### EXERCISE INSTRUCTIONS:
From the entries below, extract every line containing the string "Contacts", matching it case-sensitively.

### RECORDS FOR THE EXERCISE:
____________

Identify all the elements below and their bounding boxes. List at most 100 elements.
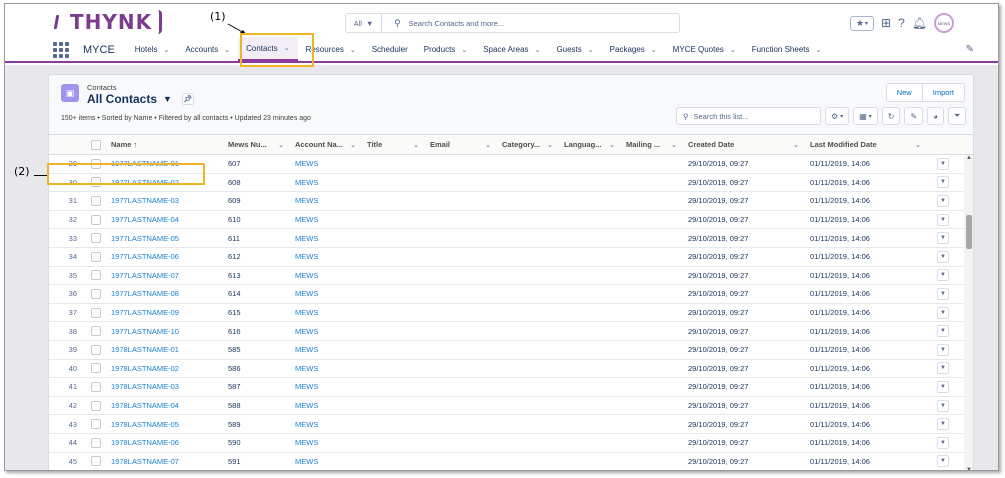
row-action-menu-icon[interactable]: ▼ bbox=[937, 176, 949, 189]
table-row[interactable]: 36 1977LASTNAME-08 614 MEWS 29/10/2019, 09:2… bbox=[49, 285, 973, 304]
column-header-last-modified-date[interactable]: Last Modified Date ⌄ bbox=[806, 135, 928, 154]
pin-icon[interactable]: 📌︎ bbox=[181, 93, 194, 105]
row-action-menu-icon[interactable]: ▼ bbox=[937, 213, 949, 226]
list-view-selector[interactable]: All Contacts ▼ 📌︎ bbox=[87, 92, 194, 106]
account-name-link[interactable]: MEWS bbox=[291, 378, 363, 396]
account-name-link[interactable]: MEWS bbox=[291, 434, 363, 452]
contact-name-link[interactable]: 1977LASTNAME-03 bbox=[107, 192, 224, 210]
chevron-down-icon[interactable]: ⌄ bbox=[163, 46, 169, 54]
global-actions-icon[interactable]: ⊞ bbox=[881, 16, 891, 30]
nav-tab-myce-quotes[interactable]: MYCE Quotes ⌄ bbox=[665, 37, 744, 62]
chevron-down-icon[interactable]: ⌄ bbox=[547, 141, 553, 149]
edit-list-button[interactable]: ✎ bbox=[904, 107, 924, 125]
contact-name-link[interactable]: 1978LASTNAME-03 bbox=[107, 378, 224, 396]
row-checkbox[interactable] bbox=[91, 326, 101, 337]
filter-button[interactable]: ⏷ bbox=[948, 107, 967, 125]
scroll-down-arrow-icon[interactable]: ▼ bbox=[964, 467, 973, 470]
row-checkbox[interactable] bbox=[91, 363, 101, 374]
chevron-down-icon[interactable]: ⌄ bbox=[350, 141, 356, 149]
row-checkbox[interactable] bbox=[91, 307, 101, 318]
chevron-down-icon[interactable]: ⌄ bbox=[461, 46, 467, 54]
chevron-down-icon[interactable]: ⌄ bbox=[609, 141, 615, 149]
contact-name-link[interactable]: 1978LASTNAME-07 bbox=[107, 453, 224, 471]
chevron-down-icon[interactable]: ⌄ bbox=[651, 46, 657, 54]
table-row[interactable]: 33 1977LASTNAME-05 611 MEWS 29/10/2019, 09:2… bbox=[49, 229, 973, 248]
list-settings-button[interactable]: ⚙ ▾ bbox=[825, 107, 850, 125]
row-checkbox[interactable] bbox=[91, 400, 101, 411]
table-row[interactable]: 38 1977LASTNAME-10 616 MEWS 29/10/2019, 09:2… bbox=[49, 322, 973, 341]
chevron-down-icon[interactable]: ⌄ bbox=[350, 46, 356, 54]
chevron-down-icon[interactable]: ⌄ bbox=[535, 46, 541, 54]
chevron-down-icon[interactable]: ⌄ bbox=[816, 46, 822, 54]
app-launcher-icon[interactable] bbox=[53, 41, 69, 58]
table-row[interactable]: 32 1977LASTNAME-04 610 MEWS 29/10/2019, 09:2… bbox=[49, 211, 973, 230]
row-action-menu-icon[interactable]: ▼ bbox=[937, 418, 949, 431]
nav-tab-scheduler[interactable]: Scheduler bbox=[364, 37, 416, 62]
table-row[interactable]: 42 1978LASTNAME-04 588 MEWS 29/10/2019, 09:2… bbox=[49, 397, 973, 416]
chevron-down-icon[interactable]: ⌄ bbox=[588, 46, 594, 54]
row-checkbox[interactable] bbox=[91, 214, 101, 225]
contact-name-link[interactable]: 1977LASTNAME-04 bbox=[107, 211, 224, 229]
help-icon[interactable]: ? bbox=[898, 16, 905, 30]
contact-name-link[interactable]: 1977LASTNAME-08 bbox=[107, 285, 224, 303]
table-scrollbar[interactable]: ▲ ▼ bbox=[964, 155, 973, 470]
chevron-down-icon[interactable]: ⌄ bbox=[671, 141, 677, 149]
nav-tab-hotels[interactable]: Hotels ⌄ bbox=[127, 37, 178, 62]
user-avatar[interactable]: MEWS bbox=[933, 13, 954, 33]
row-checkbox[interactable] bbox=[91, 195, 101, 206]
column-header-account-name[interactable]: Account Na... ⌄ bbox=[291, 135, 363, 154]
contact-name-link[interactable]: 1978LASTNAME-05 bbox=[107, 415, 224, 433]
row-action-menu-icon[interactable]: ▼ bbox=[937, 325, 949, 338]
account-name-link[interactable]: MEWS bbox=[291, 229, 363, 247]
contact-name-link[interactable]: 1978LASTNAME-04 bbox=[107, 397, 224, 415]
contact-name-link[interactable]: 1977LASTNAME-05 bbox=[107, 229, 224, 247]
nav-tab-products[interactable]: Products ⌄ bbox=[416, 37, 475, 62]
nav-tab-space-areas[interactable]: Space Areas ⌄ bbox=[475, 37, 548, 62]
table-row[interactable]: 34 1977LASTNAME-06 612 MEWS 29/10/2019, 09:2… bbox=[49, 248, 973, 267]
search-scope-dropdown[interactable]: All ▼ bbox=[346, 14, 382, 32]
account-name-link[interactable]: MEWS bbox=[291, 211, 363, 229]
row-checkbox[interactable] bbox=[91, 456, 101, 467]
scroll-up-arrow-icon[interactable]: ▲ bbox=[964, 155, 973, 163]
account-name-link[interactable]: MEWS bbox=[291, 267, 363, 285]
chevron-down-icon[interactable]: ⌄ bbox=[793, 141, 799, 149]
column-header-mews-number[interactable]: Mews Nu... ⌄ bbox=[224, 135, 291, 154]
row-action-menu-icon[interactable]: ▼ bbox=[937, 157, 949, 170]
row-action-menu-icon[interactable]: ▼ bbox=[937, 194, 949, 207]
chevron-down-icon[interactable]: ⌄ bbox=[915, 141, 921, 149]
nav-tab-function-sheets[interactable]: Function Sheets ⌄ bbox=[744, 37, 830, 62]
table-row[interactable]: 41 1978LASTNAME-03 587 MEWS 29/10/2019, 09:2… bbox=[49, 378, 973, 397]
row-action-menu-icon[interactable]: ▼ bbox=[937, 343, 949, 356]
account-name-link[interactable]: MEWS bbox=[291, 192, 363, 210]
table-row[interactable]: 43 1978LASTNAME-05 589 MEWS 29/10/2019, 09:2… bbox=[49, 415, 973, 434]
row-action-menu-icon[interactable]: ▼ bbox=[937, 232, 949, 245]
table-row[interactable]: 35 1977LASTNAME-07 613 MEWS 29/10/2019, 09:2… bbox=[49, 267, 973, 286]
row-checkbox[interactable] bbox=[91, 233, 101, 244]
row-action-menu-icon[interactable]: ▼ bbox=[937, 436, 949, 449]
nav-tab-accounts[interactable]: Accounts ⌄ bbox=[177, 37, 238, 62]
edit-nav-pencil-icon[interactable]: ✎ bbox=[966, 44, 974, 55]
global-search[interactable]: All ▼ ⚲ Search Contacts and more... bbox=[345, 13, 680, 33]
row-action-menu-icon[interactable]: ▼ bbox=[937, 399, 949, 412]
favorites-button[interactable]: ★ ▾ bbox=[850, 15, 874, 31]
account-name-link[interactable]: MEWS bbox=[291, 174, 363, 192]
table-row[interactable]: 44 1978LASTNAME-06 590 MEWS 29/10/2019, 09:2… bbox=[49, 434, 973, 453]
list-search-input[interactable]: ⚲ Search this list... bbox=[676, 107, 821, 125]
contact-name-link[interactable]: 1977LASTNAME-10 bbox=[107, 322, 224, 340]
table-row[interactable]: 39 1978LASTNAME-01 585 MEWS 29/10/2019, 09:2… bbox=[49, 341, 973, 360]
account-name-link[interactable]: MEWS bbox=[291, 155, 363, 173]
refresh-button[interactable]: ↻ bbox=[881, 107, 901, 125]
row-checkbox[interactable] bbox=[91, 251, 101, 262]
import-button[interactable]: Import bbox=[923, 84, 964, 101]
charts-button[interactable]: ◕ bbox=[927, 107, 945, 125]
account-name-link[interactable]: MEWS bbox=[291, 248, 363, 266]
account-name-link[interactable]: MEWS bbox=[291, 304, 363, 322]
row-checkbox[interactable] bbox=[91, 270, 101, 281]
column-header-title[interactable]: Title ⌄ bbox=[363, 135, 426, 154]
chevron-down-icon[interactable]: ⌄ bbox=[730, 46, 736, 54]
column-header-created-date[interactable]: Created Date ⌄ bbox=[684, 135, 806, 154]
chevron-down-icon[interactable]: ⌄ bbox=[278, 141, 284, 149]
account-name-link[interactable]: MEWS bbox=[291, 285, 363, 303]
contact-name-link[interactable]: 1978LASTNAME-01 bbox=[107, 341, 224, 359]
row-action-menu-icon[interactable]: ▼ bbox=[937, 455, 949, 468]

____________

### PROBLEM SOLUTION:
list-view-selector[interactable]: All Contacts ▼ 📌︎ bbox=[87, 92, 194, 106]
global-search[interactable]: All ▼ ⚲ Search Contacts and more... bbox=[345, 13, 680, 33]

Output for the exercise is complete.